AIM OF THE EXERCISE
All of the material should be reproduced exactly, with pictures left out.

(Data records)
------------

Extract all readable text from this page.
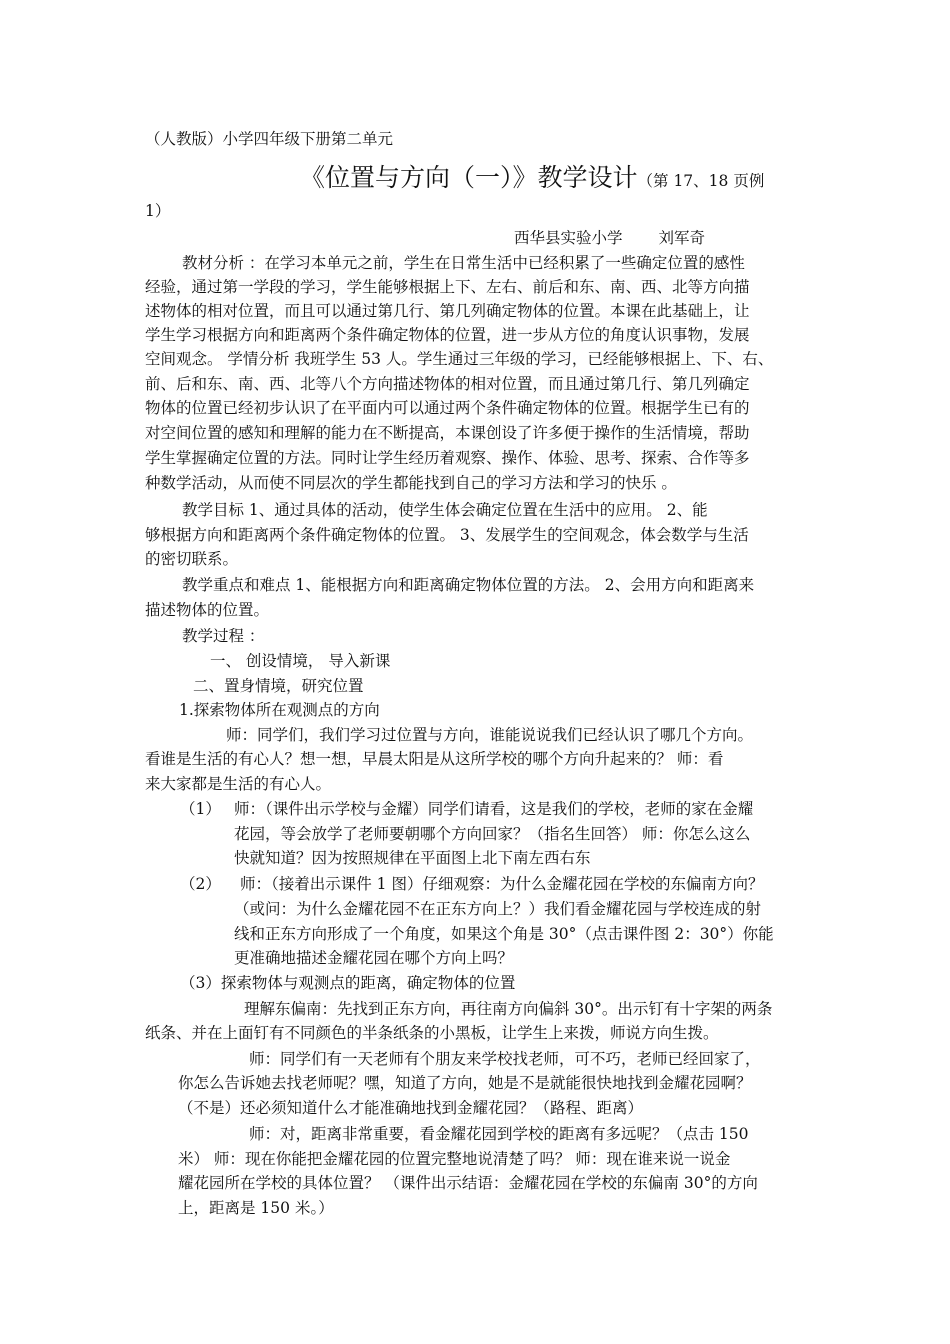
（人教版）小学四年级下册第二单元
《位置与方向（一）》教学设计（第 17、18 页例
1）
西华县实验小学 刘军奇
教材分析 ：在学习本单元之前，学生在日常生活中已经积累了一些确定位置的感性
经验，通过第一学段的学习，学生能够根据上下、左右、前后和东、南、西、北等方向描
述物体的相对位置，而且可以通过第几行、第几列确定物体的位置。本课在此基础上，让
学生学习根据方向和距离两个条件确定物体的位置，进一步从方位的角度认识事物，发展
空间观念。 学情分析 我班学生 53 人。学生通过三年级的学习，已经能够根据上、下、右、
前、后和东、南、西、北等八个方向描述物体的相对位置，而且通过第几行、第几列确定
物体的位置已经初步认识了在平面内可以通过两个条件确定物体的位置。根据学生已有的
对空间位置的感知和理解的能力在不断提高，本课创设了许多便于操作的生活情境，帮助
学生掌握确定位置的方法。同时让学生经历着观察、操作、体验、思考、探索、合作等多
种数学活动，从而使不同层次的学生都能找到自己的学习方法和学习的快乐 。
教学目标 1、通过具体的活动，使学生体会确定位置在生活中的应用。 2、能
够根据方向和距离两个条件确定物体的位置。 3、发展学生的空间观念，体会数学与生活
的密切联系。
教学重点和难点 1、能根据方向和距离确定物体位置的方法。 2、会用方向和距离来
描述物体的位置。
教学过程 ：
一、 创设情境， 导入新课
二、置身情境，研究位置
1.探索物体所在观测点的方向
师：同学们，我们学习过位置与方向，谁能说说我们已经认识了哪几个方向。
看谁是生活的有心人？想一想，早晨太阳是从这所学校的哪个方向升起来的？ 师：看
来大家都是生活的有心人。
（1） 师：（课件出示学校与金耀）同学们请看，这是我们的学校，老师的家在金耀
花园，等会放学了老师要朝哪个方向回家？（指名生回答） 师：你怎么这么
快就知道？因为按照规律在平面图上北下南左西右东
（2）	师：（接着出示课件 1 图）仔细观察：为什么金耀花园在学校的东偏南方向？
（或问：为什么金耀花园不在正东方向上？）我们看金耀花园与学校连成的射
线和正东方向形成了一个角度，如果这个角是 30°（点击课件图 2：30°）你能
更准确地描述金耀花园在哪个方向上吗？
（3）探索物体与观测点的距离，确定物体的位置
理解东偏南：先找到正东方向，再往南方向偏斜 30°。出示钉有十字架的两条
纸条、并在上面钉有不同颜色的半条纸条的小黑板，让学生上来拨，师说方向生拨。
师：同学们有一天老师有个朋友来学校找老师，可不巧，老师已经回家了，
你怎么告诉她去找老师呢？嘿，知道了方向，她是不是就能很快地找到金耀花园啊？
（不是）还必须知道什么才能准确地找到金耀花园？（路程、距离）
师：对，距离非常重要，看金耀花园到学校的距离有多远呢？（点击 150
米） 师：现在你能把金耀花园的位置完整地说清楚了吗？ 师：现在谁来说一说金
耀花园所在学校的具体位置？ （课件出示结语：金耀花园在学校的东偏南 30°的方向
上，距离是 150 米。）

------------

ANSWER TO THIS EXERCISE
Extract all readable text from this page.
（人教版）小学四年级下册第二单元
《位置与方向（一）》教学设计（第 17、18 页例
1）
西华县实验小学 刘军奇
教材分析 ：在学习本单元之前，学生在日常生活中已经积累了一些确定位置的感性
经验，通过第一学段的学习，学生能够根据上下、左右、前后和东、南、西、北等方向描
述物体的相对位置，而且可以通过第几行、第几列确定物体的位置。本课在此基础上，让
学生学习根据方向和距离两个条件确定物体的位置，进一步从方位的角度认识事物，发展
空间观念。 学情分析 我班学生 53 人。学生通过三年级的学习，已经能够根据上、下、右、
前、后和东、南、西、北等八个方向描述物体的相对位置，而且通过第几行、第几列确定
物体的位置已经初步认识了在平面内可以通过两个条件确定物体的位置。根据学生已有的
对空间位置的感知和理解的能力在不断提高，本课创设了许多便于操作的生活情境，帮助
学生掌握确定位置的方法。同时让学生经历着观察、操作、体验、思考、探索、合作等多
种数学活动，从而使不同层次的学生都能找到自己的学习方法和学习的快乐 。
教学目标 1、通过具体的活动，使学生体会确定位置在生活中的应用。 2、能
够根据方向和距离两个条件确定物体的位置。 3、发展学生的空间观念，体会数学与生活
的密切联系。
教学重点和难点 1、能根据方向和距离确定物体位置的方法。 2、会用方向和距离来
描述物体的位置。
教学过程 ：
一、 创设情境， 导入新课
二、置身情境，研究位置
1.探索物体所在观测点的方向
师：同学们，我们学习过位置与方向，谁能说说我们已经认识了哪几个方向。
看谁是生活的有心人？想一想，早晨太阳是从这所学校的哪个方向升起来的？ 师：看
来大家都是生活的有心人。
（1） 师：（课件出示学校与金耀）同学们请看，这是我们的学校，老师的家在金耀
花园，等会放学了老师要朝哪个方向回家？（指名生回答） 师：你怎么这么
快就知道？因为按照规律在平面图上北下南左西右东
（2）	师：（接着出示课件 1 图）仔细观察：为什么金耀花园在学校的东偏南方向？
（或问：为什么金耀花园不在正东方向上？）我们看金耀花园与学校连成的射
线和正东方向形成了一个角度，如果这个角是 30°（点击课件图 2：30°）你能
更准确地描述金耀花园在哪个方向上吗？
（3）探索物体与观测点的距离，确定物体的位置
理解东偏南：先找到正东方向，再往南方向偏斜 30°。出示钉有十字架的两条
纸条、并在上面钉有不同颜色的半条纸条的小黑板，让学生上来拨，师说方向生拨。
师：同学们有一天老师有个朋友来学校找老师，可不巧，老师已经回家了，
你怎么告诉她去找老师呢？嘿，知道了方向，她是不是就能很快地找到金耀花园啊？
（不是）还必须知道什么才能准确地找到金耀花园？（路程、距离）
师：对，距离非常重要，看金耀花园到学校的距离有多远呢？（点击 150
米） 师：现在你能把金耀花园的位置完整地说清楚了吗？ 师：现在谁来说一说金
耀花园所在学校的具体位置？ （课件出示结语：金耀花园在学校的东偏南 30°的方向
上，距离是 150 米。）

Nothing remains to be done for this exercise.